# WORK TO DO
Your task is to transcribe all of the records exactly and leave out the pictures.

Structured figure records

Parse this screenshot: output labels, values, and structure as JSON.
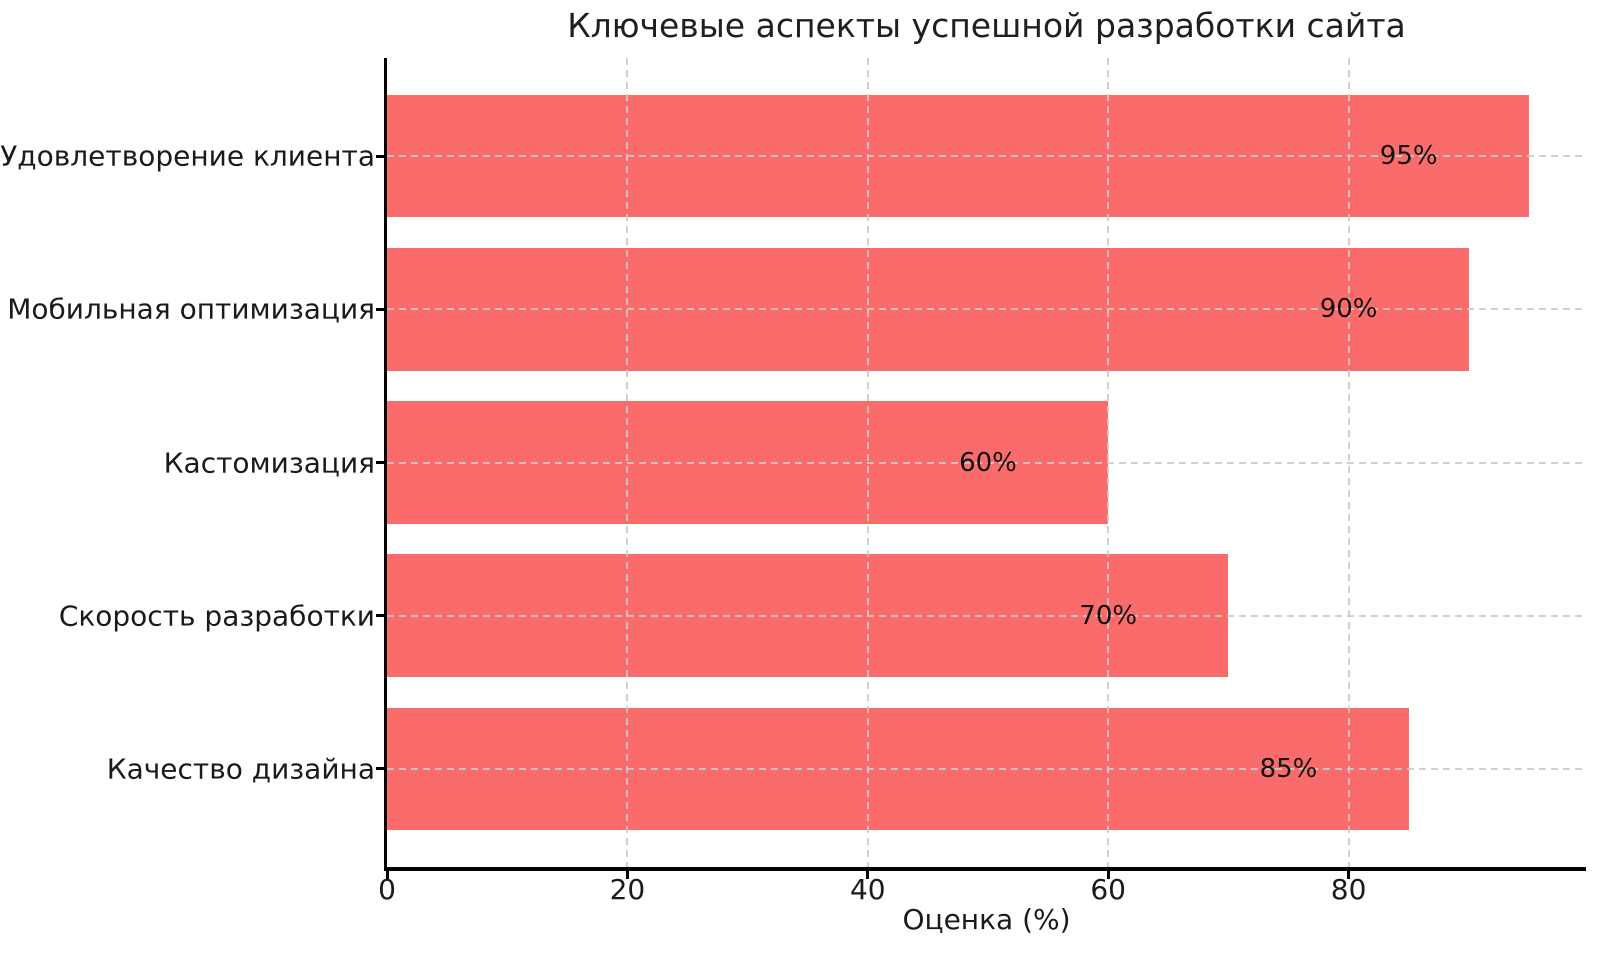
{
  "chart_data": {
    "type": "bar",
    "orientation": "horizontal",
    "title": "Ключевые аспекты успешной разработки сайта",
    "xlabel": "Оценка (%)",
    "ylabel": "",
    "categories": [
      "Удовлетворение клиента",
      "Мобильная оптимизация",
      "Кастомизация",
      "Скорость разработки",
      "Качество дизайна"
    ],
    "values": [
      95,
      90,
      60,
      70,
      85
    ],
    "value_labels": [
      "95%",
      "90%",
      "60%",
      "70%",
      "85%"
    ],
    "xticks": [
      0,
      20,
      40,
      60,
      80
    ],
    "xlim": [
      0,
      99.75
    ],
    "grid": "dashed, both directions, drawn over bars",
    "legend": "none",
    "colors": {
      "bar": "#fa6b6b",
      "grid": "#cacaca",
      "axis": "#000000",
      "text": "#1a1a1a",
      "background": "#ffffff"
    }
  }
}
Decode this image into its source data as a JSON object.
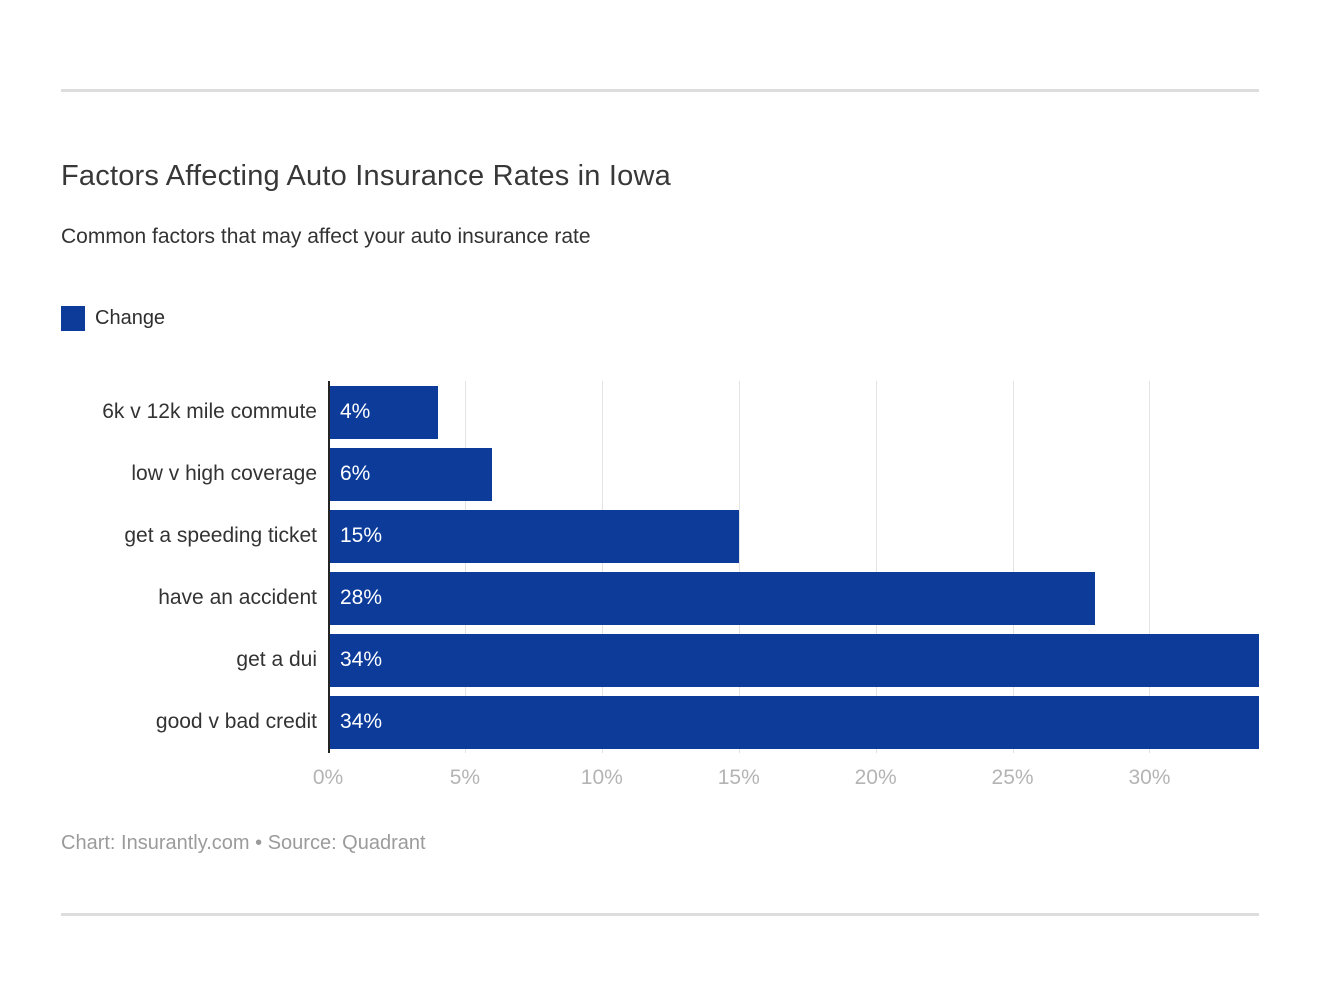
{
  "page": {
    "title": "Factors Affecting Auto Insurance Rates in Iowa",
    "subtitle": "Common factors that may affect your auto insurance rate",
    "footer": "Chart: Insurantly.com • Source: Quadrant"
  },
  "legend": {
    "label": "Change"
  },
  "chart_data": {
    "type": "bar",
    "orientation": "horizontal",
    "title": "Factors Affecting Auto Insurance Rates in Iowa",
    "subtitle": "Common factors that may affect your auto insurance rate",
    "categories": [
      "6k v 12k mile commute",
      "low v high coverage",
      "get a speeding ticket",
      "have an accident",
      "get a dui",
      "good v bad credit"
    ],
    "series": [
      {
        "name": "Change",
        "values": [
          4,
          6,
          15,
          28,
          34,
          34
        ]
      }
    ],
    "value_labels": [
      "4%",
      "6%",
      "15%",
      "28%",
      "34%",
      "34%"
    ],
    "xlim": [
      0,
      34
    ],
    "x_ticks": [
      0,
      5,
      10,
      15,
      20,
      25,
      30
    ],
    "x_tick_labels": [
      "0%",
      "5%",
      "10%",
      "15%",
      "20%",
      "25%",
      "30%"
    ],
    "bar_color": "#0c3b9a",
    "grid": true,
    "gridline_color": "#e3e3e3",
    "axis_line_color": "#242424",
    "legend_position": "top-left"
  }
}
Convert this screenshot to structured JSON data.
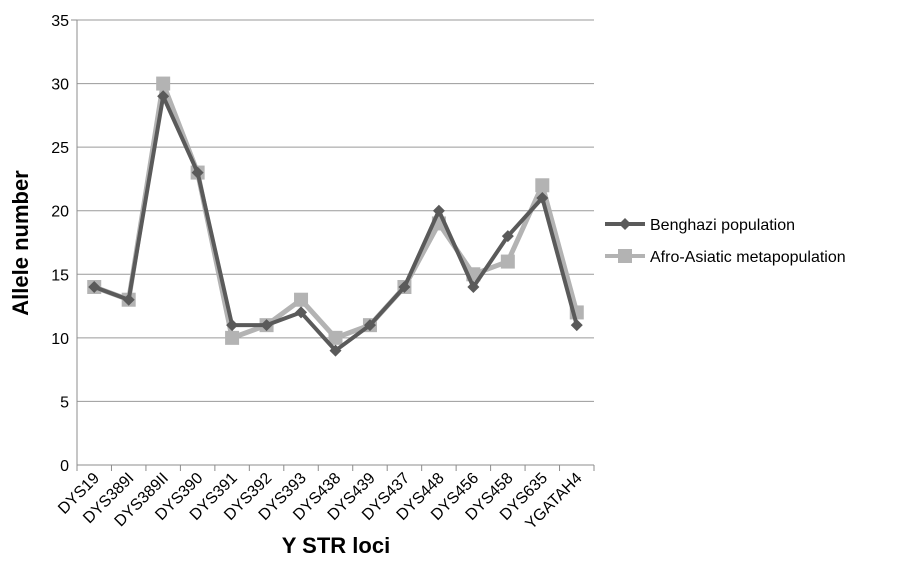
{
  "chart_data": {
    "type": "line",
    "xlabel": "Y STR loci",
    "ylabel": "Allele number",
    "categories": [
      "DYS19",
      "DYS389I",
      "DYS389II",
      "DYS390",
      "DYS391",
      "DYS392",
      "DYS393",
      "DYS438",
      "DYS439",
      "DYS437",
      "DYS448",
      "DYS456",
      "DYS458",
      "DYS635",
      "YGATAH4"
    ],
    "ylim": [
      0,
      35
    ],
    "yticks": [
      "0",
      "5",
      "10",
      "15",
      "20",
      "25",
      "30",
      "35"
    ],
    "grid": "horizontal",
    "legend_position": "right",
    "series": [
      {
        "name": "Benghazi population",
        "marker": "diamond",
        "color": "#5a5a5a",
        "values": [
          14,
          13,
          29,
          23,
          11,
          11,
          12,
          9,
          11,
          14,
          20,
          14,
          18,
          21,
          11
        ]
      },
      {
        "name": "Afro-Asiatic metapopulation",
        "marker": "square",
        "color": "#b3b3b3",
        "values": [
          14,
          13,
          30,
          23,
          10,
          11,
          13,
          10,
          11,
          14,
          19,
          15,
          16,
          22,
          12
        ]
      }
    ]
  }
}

# REPLY
Parse this screenshot: output labels, values, and structure as JSON.
{
  "chart_data": {
    "type": "bar",
    "orientation": "horizontal",
    "title": "Ключевые аспекты успешной разработки сайта",
    "xlabel": "Оценка (%)",
    "ylabel": "",
    "categories": [
      "Удовлетворение клиента",
      "Мобильная оптимизация",
      "Кастомизация",
      "Скорость разработки",
      "Качество дизайна"
    ],
    "values": [
      95,
      90,
      60,
      70,
      85
    ],
    "value_labels": [
      "95%",
      "90%",
      "60%",
      "70%",
      "85%"
    ],
    "xticks": [
      0,
      20,
      40,
      60,
      80
    ],
    "xlim": [
      0,
      99.75
    ],
    "grid": "dashed, both directions, drawn over bars",
    "legend": "none",
    "colors": {
      "bar": "#fa6b6b",
      "grid": "#cacaca",
      "axis": "#000000",
      "text": "#1a1a1a",
      "background": "#ffffff"
    }
  }
}
Decode this image into its source data as a JSON object.
{
  "page": {
    "title": "Factors Affecting Auto Insurance Rates in Iowa",
    "subtitle": "Common factors that may affect your auto insurance rate",
    "footer": "Chart: Insurantly.com • Source: Quadrant"
  },
  "legend": {
    "label": "Change"
  },
  "chart_data": {
    "type": "bar",
    "orientation": "horizontal",
    "title": "Factors Affecting Auto Insurance Rates in Iowa",
    "subtitle": "Common factors that may affect your auto insurance rate",
    "categories": [
      "6k v 12k mile commute",
      "low v high coverage",
      "get a speeding ticket",
      "have an accident",
      "get a dui",
      "good v bad credit"
    ],
    "series": [
      {
        "name": "Change",
        "values": [
          4,
          6,
          15,
          28,
          34,
          34
        ]
      }
    ],
    "value_labels": [
      "4%",
      "6%",
      "15%",
      "28%",
      "34%",
      "34%"
    ],
    "xlim": [
      0,
      34
    ],
    "x_ticks": [
      0,
      5,
      10,
      15,
      20,
      25,
      30
    ],
    "x_tick_labels": [
      "0%",
      "5%",
      "10%",
      "15%",
      "20%",
      "25%",
      "30%"
    ],
    "bar_color": "#0c3b9a",
    "grid": true,
    "gridline_color": "#e3e3e3",
    "axis_line_color": "#242424",
    "legend_position": "top-left"
  }
}
Convert this screenshot to structured JSON data.
{
  "chart_data": {
    "type": "line",
    "xlabel": "Y STR loci",
    "ylabel": "Allele number",
    "categories": [
      "DYS19",
      "DYS389I",
      "DYS389II",
      "DYS390",
      "DYS391",
      "DYS392",
      "DYS393",
      "DYS438",
      "DYS439",
      "DYS437",
      "DYS448",
      "DYS456",
      "DYS458",
      "DYS635",
      "YGATAH4"
    ],
    "ylim": [
      0,
      35
    ],
    "yticks": [
      "0",
      "5",
      "10",
      "15",
      "20",
      "25",
      "30",
      "35"
    ],
    "grid": "horizontal",
    "legend_position": "right",
    "series": [
      {
        "name": "Benghazi population",
        "marker": "diamond",
        "color": "#5a5a5a",
        "values": [
          14,
          13,
          29,
          23,
          11,
          11,
          12,
          9,
          11,
          14,
          20,
          14,
          18,
          21,
          11
        ]
      },
      {
        "name": "Afro-Asiatic metapopulation",
        "marker": "square",
        "color": "#b3b3b3",
        "values": [
          14,
          13,
          30,
          23,
          10,
          11,
          13,
          10,
          11,
          14,
          19,
          15,
          16,
          22,
          12
        ]
      }
    ]
  }
}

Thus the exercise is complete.